Task statement: Omit all pictures, then retype the data exactly as given.
──────────
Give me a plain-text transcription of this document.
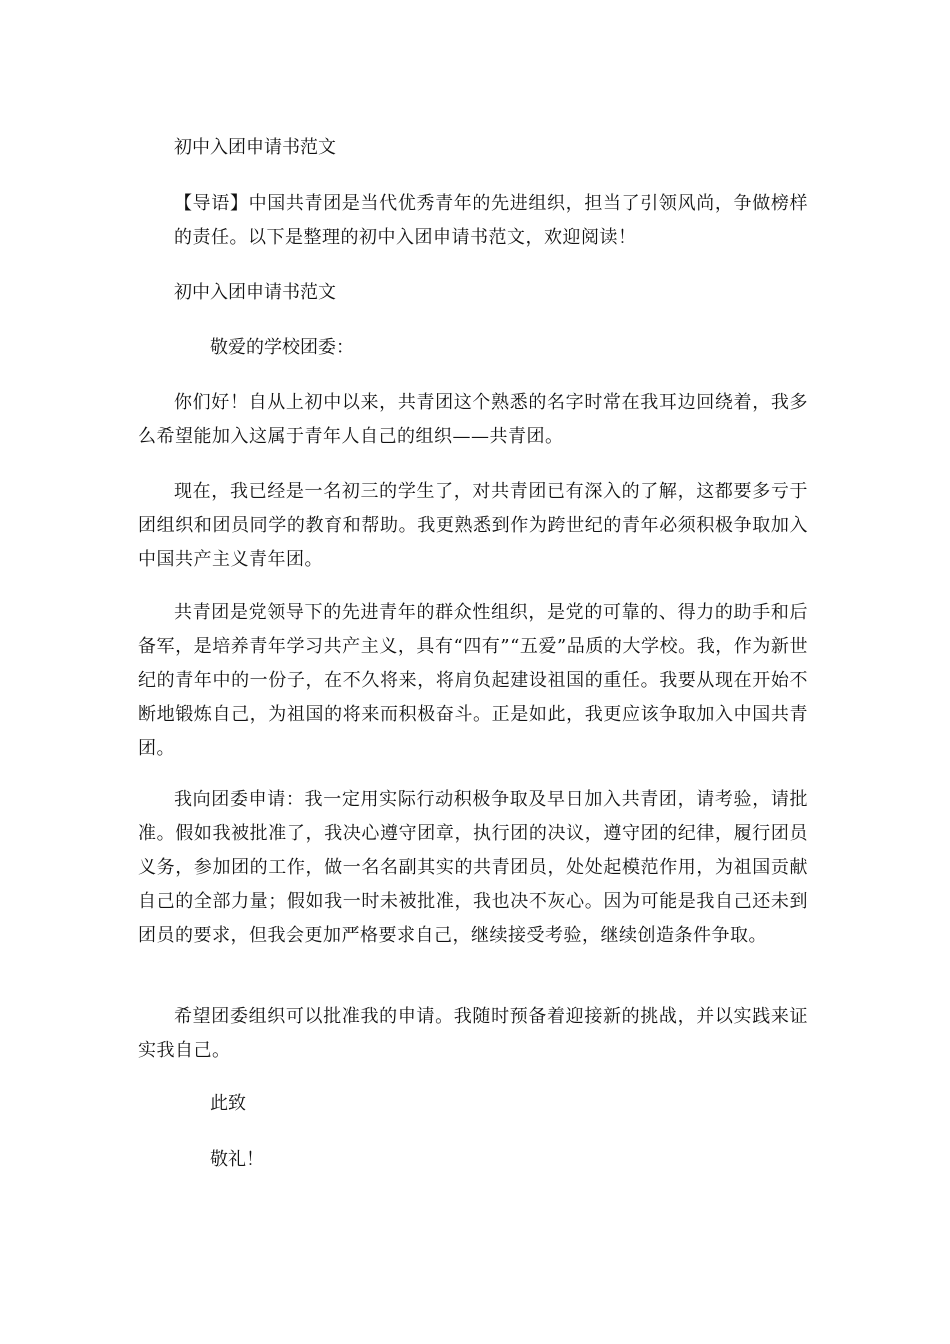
初中入团申请书范文
【导语】中国共青团是当代优秀青年的先进组织，担当了引领风尚，争做榜样的责任。以下是整理的初中入团申请书范文，欢迎阅读！
初中入团申请书范文
敬爱的学校团委：
你们好！自从上初中以来，共青团这个熟悉的名字时常在我耳边回绕着，我多么希望能加入这属于青年人自己的组织——共青团。
现在，我已经是一名初三的学生了，对共青团已有深入的了解，这都要多亏于团组织和团员同学的教育和帮助。我更熟悉到作为跨世纪的青年必须积极争取加入中国共产主义青年团。
共青团是党领导下的先进青年的群众性组织，是党的可靠的、得力的助手和后备军，是培养青年学习共产主义，具有“四有”“五爱”品质的大学校。我，作为新世纪的青年中的一份子，在不久将来，将肩负起建设祖国的重任。我要从现在开始不断地锻炼自己，为祖国的将来而积极奋斗。正是如此，我更应该争取加入中国共青团。
我向团委申请：我一定用实际行动积极争取及早日加入共青团，请考验，请批准。假如我被批准了，我决心遵守团章，执行团的决议，遵守团的纪律，履行团员义务，参加团的工作，做一名名副其实的共青团员，处处起模范作用，为祖国贡献自己的全部力量；假如我一时未被批准，我也决不灰心。因为可能是我自己还未到团员的要求，但我会更加严格要求自己，继续接受考验，继续创造条件争取。
希望团委组织可以批准我的申请。我随时预备着迎接新的挑战，并以实践来证实我自己。
此致
敬礼！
──────────
Expected answer:
Give me a plain-text transcription of this document.
初中入团申请书范文
【导语】中国共青团是当代优秀青年的先进组织，担当了引领风尚，争做榜样的责任。以下是整理的初中入团申请书范文，欢迎阅读！
初中入团申请书范文
敬爱的学校团委：
你们好！自从上初中以来，共青团这个熟悉的名字时常在我耳边回绕着，我多么希望能加入这属于青年人自己的组织——共青团。
现在，我已经是一名初三的学生了，对共青团已有深入的了解，这都要多亏于团组织和团员同学的教育和帮助。我更熟悉到作为跨世纪的青年必须积极争取加入中国共产主义青年团。
共青团是党领导下的先进青年的群众性组织，是党的可靠的、得力的助手和后备军，是培养青年学习共产主义，具有“四有”“五爱”品质的大学校。我，作为新世纪的青年中的一份子，在不久将来，将肩负起建设祖国的重任。我要从现在开始不断地锻炼自己，为祖国的将来而积极奋斗。正是如此，我更应该争取加入中国共青团。
我向团委申请：我一定用实际行动积极争取及早日加入共青团，请考验，请批准。假如我被批准了，我决心遵守团章，执行团的决议，遵守团的纪律，履行团员义务，参加团的工作，做一名名副其实的共青团员，处处起模范作用，为祖国贡献自己的全部力量；假如我一时未被批准，我也决不灰心。因为可能是我自己还未到团员的要求，但我会更加严格要求自己，继续接受考验，继续创造条件争取。
希望团委组织可以批准我的申请。我随时预备着迎接新的挑战，并以实践来证实我自己。
此致
敬礼！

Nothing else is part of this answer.